### Aim
Skip every image and restate the data word for word.

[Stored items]
++++++++++

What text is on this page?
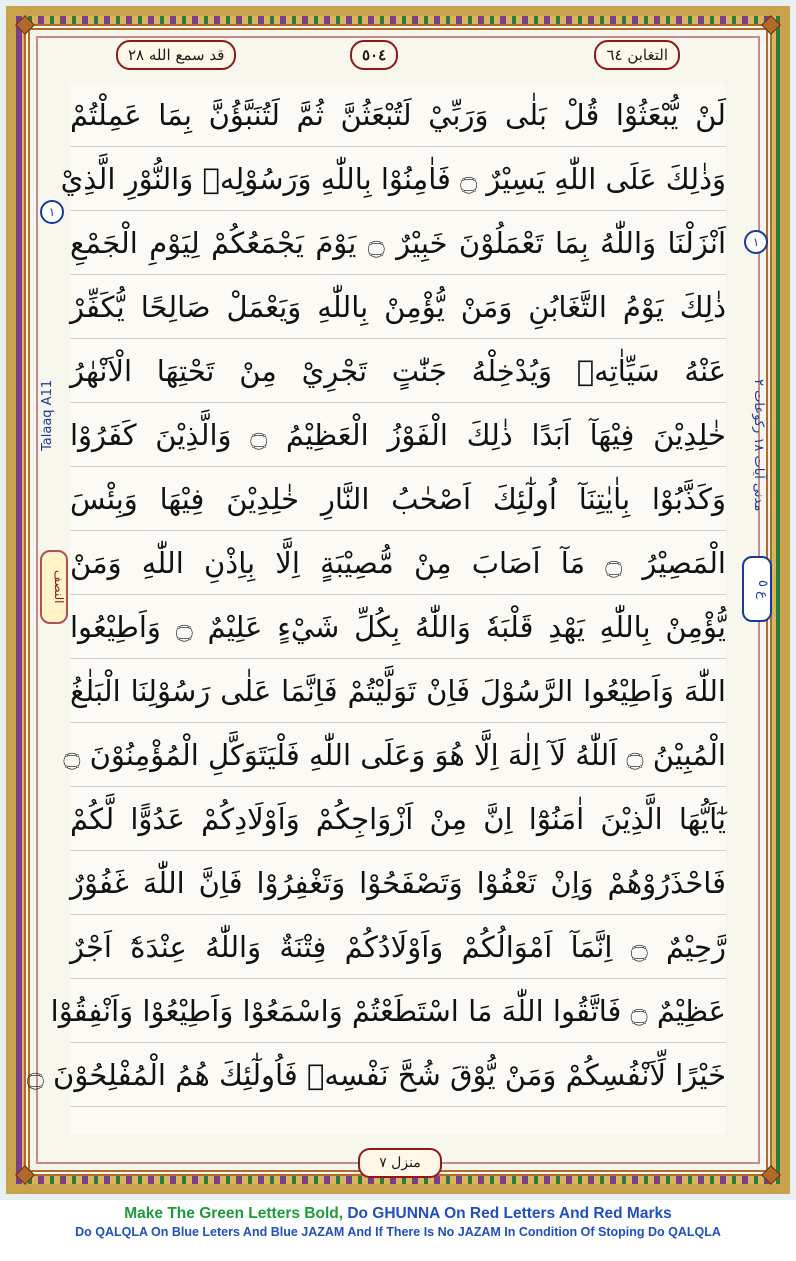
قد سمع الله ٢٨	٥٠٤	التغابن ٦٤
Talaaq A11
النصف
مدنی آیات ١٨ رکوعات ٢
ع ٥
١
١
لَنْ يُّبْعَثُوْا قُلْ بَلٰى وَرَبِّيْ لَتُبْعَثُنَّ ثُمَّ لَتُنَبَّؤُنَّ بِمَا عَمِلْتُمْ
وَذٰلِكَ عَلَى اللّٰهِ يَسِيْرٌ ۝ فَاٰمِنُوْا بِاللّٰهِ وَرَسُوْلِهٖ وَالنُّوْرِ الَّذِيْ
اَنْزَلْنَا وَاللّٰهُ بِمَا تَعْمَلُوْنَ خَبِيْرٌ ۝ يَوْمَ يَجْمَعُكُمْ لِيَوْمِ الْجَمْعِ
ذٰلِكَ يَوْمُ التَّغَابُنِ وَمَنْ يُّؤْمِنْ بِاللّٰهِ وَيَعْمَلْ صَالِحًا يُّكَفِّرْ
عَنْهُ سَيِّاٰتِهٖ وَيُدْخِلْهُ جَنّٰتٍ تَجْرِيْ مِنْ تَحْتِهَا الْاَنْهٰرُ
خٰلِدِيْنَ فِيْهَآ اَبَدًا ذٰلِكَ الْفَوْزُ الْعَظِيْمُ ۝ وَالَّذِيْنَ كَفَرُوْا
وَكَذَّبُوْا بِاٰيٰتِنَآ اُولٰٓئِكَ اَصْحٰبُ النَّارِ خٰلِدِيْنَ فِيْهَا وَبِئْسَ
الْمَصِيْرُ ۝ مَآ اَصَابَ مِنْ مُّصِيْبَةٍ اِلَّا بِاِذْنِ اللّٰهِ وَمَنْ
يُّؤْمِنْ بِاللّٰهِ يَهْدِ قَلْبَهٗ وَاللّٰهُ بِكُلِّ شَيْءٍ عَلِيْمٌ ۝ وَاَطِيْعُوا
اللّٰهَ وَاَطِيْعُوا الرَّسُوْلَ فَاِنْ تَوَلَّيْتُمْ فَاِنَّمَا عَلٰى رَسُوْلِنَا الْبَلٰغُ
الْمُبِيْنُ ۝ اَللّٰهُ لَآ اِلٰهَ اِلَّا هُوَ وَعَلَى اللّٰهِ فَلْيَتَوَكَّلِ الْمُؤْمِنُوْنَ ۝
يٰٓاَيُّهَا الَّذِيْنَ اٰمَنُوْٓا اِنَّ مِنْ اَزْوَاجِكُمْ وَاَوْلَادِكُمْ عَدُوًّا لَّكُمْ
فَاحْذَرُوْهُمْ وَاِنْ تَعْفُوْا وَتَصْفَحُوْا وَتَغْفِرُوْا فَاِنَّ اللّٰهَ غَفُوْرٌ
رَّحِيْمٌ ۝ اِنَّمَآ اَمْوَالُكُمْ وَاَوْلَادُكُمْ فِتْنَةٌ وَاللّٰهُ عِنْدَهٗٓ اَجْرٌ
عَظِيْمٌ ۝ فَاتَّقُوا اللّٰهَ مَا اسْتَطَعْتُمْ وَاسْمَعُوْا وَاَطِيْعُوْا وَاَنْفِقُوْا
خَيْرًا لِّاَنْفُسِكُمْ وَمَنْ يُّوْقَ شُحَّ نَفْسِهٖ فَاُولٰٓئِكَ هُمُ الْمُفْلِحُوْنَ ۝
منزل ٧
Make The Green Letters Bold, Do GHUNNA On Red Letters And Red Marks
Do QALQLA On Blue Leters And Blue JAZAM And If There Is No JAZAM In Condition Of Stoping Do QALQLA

++++++++++

### The solution
What text is on this page?
قد سمع الله ٢٨	٥٠٤	التغابن ٦٤
Talaaq A11
النصف
مدنی آیات ١٨ رکوعات ٢
ع ٥
١
١
لَنْ يُّبْعَثُوْا قُلْ بَلٰى وَرَبِّيْ لَتُبْعَثُنَّ ثُمَّ لَتُنَبَّؤُنَّ بِمَا عَمِلْتُمْ
وَذٰلِكَ عَلَى اللّٰهِ يَسِيْرٌ ۝ فَاٰمِنُوْا بِاللّٰهِ وَرَسُوْلِهٖ وَالنُّوْرِ الَّذِيْ
اَنْزَلْنَا وَاللّٰهُ بِمَا تَعْمَلُوْنَ خَبِيْرٌ ۝ يَوْمَ يَجْمَعُكُمْ لِيَوْمِ الْجَمْعِ
ذٰلِكَ يَوْمُ التَّغَابُنِ وَمَنْ يُّؤْمِنْ بِاللّٰهِ وَيَعْمَلْ صَالِحًا يُّكَفِّرْ
عَنْهُ سَيِّاٰتِهٖ وَيُدْخِلْهُ جَنّٰتٍ تَجْرِيْ مِنْ تَحْتِهَا الْاَنْهٰرُ
خٰلِدِيْنَ فِيْهَآ اَبَدًا ذٰلِكَ الْفَوْزُ الْعَظِيْمُ ۝ وَالَّذِيْنَ كَفَرُوْا
وَكَذَّبُوْا بِاٰيٰتِنَآ اُولٰٓئِكَ اَصْحٰبُ النَّارِ خٰلِدِيْنَ فِيْهَا وَبِئْسَ
الْمَصِيْرُ ۝ مَآ اَصَابَ مِنْ مُّصِيْبَةٍ اِلَّا بِاِذْنِ اللّٰهِ وَمَنْ
يُّؤْمِنْ بِاللّٰهِ يَهْدِ قَلْبَهٗ وَاللّٰهُ بِكُلِّ شَيْءٍ عَلِيْمٌ ۝ وَاَطِيْعُوا
اللّٰهَ وَاَطِيْعُوا الرَّسُوْلَ فَاِنْ تَوَلَّيْتُمْ فَاِنَّمَا عَلٰى رَسُوْلِنَا الْبَلٰغُ
الْمُبِيْنُ ۝ اَللّٰهُ لَآ اِلٰهَ اِلَّا هُوَ وَعَلَى اللّٰهِ فَلْيَتَوَكَّلِ الْمُؤْمِنُوْنَ ۝
يٰٓاَيُّهَا الَّذِيْنَ اٰمَنُوْٓا اِنَّ مِنْ اَزْوَاجِكُمْ وَاَوْلَادِكُمْ عَدُوًّا لَّكُمْ
فَاحْذَرُوْهُمْ وَاِنْ تَعْفُوْا وَتَصْفَحُوْا وَتَغْفِرُوْا فَاِنَّ اللّٰهَ غَفُوْرٌ
رَّحِيْمٌ ۝ اِنَّمَآ اَمْوَالُكُمْ وَاَوْلَادُكُمْ فِتْنَةٌ وَاللّٰهُ عِنْدَهٗٓ اَجْرٌ
عَظِيْمٌ ۝ فَاتَّقُوا اللّٰهَ مَا اسْتَطَعْتُمْ وَاسْمَعُوْا وَاَطِيْعُوْا وَاَنْفِقُوْا
خَيْرًا لِّاَنْفُسِكُمْ وَمَنْ يُّوْقَ شُحَّ نَفْسِهٖ فَاُولٰٓئِكَ هُمُ الْمُفْلِحُوْنَ ۝
منزل ٧
Make The Green Letters Bold, Do GHUNNA On Red Letters And Red Marks
Do QALQLA On Blue Leters And Blue JAZAM And If There Is No JAZAM In Condition Of Stoping Do QALQLA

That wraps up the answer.